[Stored data]
◆ ◆ ◆ ◆

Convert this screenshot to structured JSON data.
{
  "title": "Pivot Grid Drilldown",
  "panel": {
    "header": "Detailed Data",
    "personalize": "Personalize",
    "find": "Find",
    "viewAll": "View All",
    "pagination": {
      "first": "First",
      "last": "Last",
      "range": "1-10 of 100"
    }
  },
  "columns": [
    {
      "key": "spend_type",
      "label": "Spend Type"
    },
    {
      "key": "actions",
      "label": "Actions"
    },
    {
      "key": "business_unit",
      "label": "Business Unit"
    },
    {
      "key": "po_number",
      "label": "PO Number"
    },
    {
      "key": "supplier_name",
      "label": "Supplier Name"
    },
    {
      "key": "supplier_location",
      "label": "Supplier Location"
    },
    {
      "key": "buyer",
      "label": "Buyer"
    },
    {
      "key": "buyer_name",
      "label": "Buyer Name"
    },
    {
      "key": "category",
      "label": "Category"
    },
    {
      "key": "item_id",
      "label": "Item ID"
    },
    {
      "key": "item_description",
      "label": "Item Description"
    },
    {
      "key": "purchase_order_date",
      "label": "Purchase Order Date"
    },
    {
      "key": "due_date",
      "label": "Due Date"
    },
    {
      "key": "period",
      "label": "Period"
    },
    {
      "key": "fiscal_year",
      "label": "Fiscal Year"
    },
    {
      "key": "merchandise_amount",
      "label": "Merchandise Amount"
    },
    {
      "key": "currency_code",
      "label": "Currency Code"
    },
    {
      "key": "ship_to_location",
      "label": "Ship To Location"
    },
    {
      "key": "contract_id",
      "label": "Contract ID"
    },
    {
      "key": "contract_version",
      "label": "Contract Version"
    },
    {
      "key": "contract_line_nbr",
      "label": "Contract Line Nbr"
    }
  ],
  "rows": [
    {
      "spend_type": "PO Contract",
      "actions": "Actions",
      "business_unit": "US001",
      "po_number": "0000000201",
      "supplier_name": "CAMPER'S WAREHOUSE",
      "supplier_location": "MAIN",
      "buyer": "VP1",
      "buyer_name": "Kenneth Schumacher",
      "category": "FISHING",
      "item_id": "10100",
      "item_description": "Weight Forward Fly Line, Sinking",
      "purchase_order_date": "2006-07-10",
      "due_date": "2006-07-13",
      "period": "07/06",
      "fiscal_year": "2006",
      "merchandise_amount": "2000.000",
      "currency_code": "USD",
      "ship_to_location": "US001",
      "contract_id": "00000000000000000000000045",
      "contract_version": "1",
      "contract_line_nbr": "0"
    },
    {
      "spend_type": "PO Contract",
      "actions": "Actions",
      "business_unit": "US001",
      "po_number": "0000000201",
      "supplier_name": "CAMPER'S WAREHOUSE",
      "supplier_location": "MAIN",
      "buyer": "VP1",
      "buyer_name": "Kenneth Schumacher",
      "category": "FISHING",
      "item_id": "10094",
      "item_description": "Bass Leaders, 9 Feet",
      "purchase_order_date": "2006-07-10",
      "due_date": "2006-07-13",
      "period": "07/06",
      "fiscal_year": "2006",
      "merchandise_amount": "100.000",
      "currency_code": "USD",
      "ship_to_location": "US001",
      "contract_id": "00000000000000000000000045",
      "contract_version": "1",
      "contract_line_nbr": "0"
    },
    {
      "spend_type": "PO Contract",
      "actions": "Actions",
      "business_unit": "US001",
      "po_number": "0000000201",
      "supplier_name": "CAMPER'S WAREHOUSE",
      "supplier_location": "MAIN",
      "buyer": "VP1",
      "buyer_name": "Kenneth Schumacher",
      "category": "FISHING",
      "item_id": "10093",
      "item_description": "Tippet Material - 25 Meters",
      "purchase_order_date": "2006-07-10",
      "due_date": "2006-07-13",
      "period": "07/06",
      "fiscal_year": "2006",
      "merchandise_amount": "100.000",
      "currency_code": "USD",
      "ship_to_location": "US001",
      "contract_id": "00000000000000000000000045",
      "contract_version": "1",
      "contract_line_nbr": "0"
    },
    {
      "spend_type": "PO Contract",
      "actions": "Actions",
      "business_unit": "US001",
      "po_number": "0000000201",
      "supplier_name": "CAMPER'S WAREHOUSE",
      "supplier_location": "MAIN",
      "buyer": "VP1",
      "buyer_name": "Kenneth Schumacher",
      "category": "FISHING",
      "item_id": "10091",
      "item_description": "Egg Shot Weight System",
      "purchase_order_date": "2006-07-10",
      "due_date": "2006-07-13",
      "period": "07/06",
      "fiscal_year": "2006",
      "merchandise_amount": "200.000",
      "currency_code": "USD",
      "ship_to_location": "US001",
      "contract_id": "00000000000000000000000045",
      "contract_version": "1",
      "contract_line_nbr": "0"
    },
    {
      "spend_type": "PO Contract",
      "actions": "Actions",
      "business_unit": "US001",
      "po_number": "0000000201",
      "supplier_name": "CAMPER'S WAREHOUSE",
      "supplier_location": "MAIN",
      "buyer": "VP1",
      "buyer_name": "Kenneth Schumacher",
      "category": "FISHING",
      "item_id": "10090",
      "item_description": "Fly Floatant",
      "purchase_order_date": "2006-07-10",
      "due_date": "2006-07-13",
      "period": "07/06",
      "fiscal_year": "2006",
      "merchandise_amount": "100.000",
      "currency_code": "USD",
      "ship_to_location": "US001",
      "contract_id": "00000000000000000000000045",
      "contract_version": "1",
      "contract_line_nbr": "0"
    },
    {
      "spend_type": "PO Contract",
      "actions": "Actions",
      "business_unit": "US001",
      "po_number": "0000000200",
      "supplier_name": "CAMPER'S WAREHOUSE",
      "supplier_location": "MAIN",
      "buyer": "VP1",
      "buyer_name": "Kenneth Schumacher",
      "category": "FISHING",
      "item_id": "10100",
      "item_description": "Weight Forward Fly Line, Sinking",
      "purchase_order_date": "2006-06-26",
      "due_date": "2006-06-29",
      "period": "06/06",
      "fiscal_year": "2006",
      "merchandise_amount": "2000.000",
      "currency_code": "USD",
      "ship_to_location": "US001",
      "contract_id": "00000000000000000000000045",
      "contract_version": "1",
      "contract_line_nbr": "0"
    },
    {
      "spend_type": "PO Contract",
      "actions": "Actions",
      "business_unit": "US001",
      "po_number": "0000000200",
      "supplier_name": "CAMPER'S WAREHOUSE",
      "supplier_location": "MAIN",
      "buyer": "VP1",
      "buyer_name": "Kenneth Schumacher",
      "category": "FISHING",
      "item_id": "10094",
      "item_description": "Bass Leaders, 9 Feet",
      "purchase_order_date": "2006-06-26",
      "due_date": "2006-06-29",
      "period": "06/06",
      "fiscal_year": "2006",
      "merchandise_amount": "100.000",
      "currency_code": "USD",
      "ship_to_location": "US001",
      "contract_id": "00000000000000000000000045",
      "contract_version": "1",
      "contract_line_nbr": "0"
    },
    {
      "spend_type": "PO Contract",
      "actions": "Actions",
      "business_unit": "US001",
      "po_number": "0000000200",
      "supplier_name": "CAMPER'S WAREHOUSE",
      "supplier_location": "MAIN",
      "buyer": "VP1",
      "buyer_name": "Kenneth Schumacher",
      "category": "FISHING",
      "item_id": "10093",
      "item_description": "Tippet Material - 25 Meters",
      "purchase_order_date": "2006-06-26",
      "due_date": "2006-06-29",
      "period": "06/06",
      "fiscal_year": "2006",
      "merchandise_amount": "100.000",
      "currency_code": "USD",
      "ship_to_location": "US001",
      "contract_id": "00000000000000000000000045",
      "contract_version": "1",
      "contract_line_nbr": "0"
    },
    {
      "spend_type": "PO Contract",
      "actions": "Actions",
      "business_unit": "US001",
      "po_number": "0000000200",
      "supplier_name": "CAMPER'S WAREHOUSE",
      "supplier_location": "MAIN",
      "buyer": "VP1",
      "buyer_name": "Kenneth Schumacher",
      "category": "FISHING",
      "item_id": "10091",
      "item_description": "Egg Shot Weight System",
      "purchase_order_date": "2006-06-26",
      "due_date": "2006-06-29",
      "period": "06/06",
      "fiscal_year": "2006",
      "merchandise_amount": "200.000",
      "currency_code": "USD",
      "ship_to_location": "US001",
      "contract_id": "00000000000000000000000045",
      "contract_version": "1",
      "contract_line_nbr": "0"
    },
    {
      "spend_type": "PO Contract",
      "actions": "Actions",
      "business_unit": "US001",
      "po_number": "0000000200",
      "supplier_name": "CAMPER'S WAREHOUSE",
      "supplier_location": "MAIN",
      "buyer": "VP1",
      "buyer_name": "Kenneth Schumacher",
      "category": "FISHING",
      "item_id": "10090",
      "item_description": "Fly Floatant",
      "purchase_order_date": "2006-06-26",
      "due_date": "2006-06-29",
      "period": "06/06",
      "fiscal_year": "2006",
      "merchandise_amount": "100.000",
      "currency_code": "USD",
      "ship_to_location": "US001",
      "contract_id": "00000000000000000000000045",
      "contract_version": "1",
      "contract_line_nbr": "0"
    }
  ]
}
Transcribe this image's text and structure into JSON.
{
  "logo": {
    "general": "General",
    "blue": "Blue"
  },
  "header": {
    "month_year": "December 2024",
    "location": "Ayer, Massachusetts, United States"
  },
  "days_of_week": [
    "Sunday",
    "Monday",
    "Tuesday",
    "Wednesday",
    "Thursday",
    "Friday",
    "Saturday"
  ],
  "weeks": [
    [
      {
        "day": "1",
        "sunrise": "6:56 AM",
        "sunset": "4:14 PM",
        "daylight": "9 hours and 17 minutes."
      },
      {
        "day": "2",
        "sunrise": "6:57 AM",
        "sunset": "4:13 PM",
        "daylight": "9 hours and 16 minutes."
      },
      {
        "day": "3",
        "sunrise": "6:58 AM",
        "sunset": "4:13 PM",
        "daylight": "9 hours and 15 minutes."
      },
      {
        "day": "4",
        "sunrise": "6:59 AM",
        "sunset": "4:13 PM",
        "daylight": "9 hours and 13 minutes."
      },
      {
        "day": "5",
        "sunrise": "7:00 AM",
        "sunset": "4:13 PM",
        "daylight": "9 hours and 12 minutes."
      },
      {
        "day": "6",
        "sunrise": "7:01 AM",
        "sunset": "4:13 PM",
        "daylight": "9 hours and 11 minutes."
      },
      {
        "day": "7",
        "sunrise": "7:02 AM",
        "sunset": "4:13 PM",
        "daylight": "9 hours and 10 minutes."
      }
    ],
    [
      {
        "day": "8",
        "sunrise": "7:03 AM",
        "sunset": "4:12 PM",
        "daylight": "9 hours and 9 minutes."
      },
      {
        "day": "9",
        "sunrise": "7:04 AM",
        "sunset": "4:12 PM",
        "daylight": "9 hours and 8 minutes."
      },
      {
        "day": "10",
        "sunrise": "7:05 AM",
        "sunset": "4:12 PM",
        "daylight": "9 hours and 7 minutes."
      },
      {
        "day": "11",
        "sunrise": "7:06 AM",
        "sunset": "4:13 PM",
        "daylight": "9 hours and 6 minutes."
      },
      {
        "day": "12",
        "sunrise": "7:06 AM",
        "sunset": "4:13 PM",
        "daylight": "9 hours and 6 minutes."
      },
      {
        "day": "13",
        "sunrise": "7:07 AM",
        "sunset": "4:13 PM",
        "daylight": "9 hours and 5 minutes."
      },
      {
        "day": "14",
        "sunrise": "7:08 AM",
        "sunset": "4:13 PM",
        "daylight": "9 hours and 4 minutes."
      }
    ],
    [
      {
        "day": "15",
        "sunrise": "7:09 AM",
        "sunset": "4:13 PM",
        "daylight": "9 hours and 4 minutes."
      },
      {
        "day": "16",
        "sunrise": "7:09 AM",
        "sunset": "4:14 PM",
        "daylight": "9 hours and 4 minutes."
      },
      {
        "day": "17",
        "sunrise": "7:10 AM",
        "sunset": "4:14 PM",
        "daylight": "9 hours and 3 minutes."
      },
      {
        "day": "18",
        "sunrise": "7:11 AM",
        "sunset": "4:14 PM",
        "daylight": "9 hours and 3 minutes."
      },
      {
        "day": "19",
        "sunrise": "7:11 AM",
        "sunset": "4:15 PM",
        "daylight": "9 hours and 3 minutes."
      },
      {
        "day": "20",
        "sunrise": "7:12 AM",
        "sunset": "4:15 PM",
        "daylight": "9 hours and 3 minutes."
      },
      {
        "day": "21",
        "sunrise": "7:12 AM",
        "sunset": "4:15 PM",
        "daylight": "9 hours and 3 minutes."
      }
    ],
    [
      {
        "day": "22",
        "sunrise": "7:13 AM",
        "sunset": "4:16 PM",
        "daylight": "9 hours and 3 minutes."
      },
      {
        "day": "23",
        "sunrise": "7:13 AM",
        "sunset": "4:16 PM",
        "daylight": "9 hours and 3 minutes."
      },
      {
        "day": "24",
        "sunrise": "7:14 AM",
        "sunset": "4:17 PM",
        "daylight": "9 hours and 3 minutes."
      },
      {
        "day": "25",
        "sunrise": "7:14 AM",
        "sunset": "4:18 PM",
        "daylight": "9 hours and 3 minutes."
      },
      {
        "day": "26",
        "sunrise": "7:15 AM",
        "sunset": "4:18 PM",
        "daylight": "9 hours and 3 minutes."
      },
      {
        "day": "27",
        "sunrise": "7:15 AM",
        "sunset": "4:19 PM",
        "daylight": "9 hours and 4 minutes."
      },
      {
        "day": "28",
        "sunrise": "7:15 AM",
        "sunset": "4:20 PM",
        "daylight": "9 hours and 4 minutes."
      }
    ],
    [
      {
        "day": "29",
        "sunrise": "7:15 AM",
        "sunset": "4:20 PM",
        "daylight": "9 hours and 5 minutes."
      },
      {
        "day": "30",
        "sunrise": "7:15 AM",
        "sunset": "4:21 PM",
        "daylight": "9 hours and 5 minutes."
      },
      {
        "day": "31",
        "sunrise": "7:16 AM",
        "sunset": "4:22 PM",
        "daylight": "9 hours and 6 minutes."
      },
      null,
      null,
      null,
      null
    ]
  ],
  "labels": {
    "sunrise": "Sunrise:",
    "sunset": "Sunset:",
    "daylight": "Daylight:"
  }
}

◆ ◆ ◆ ◆

EXERCISE DETAILS = Pull out each line of the records holding the string "this".

TASK SOLUTION =
Convert this screenshot to structured JSON data.
Transcribe this image's text and structure into JSON.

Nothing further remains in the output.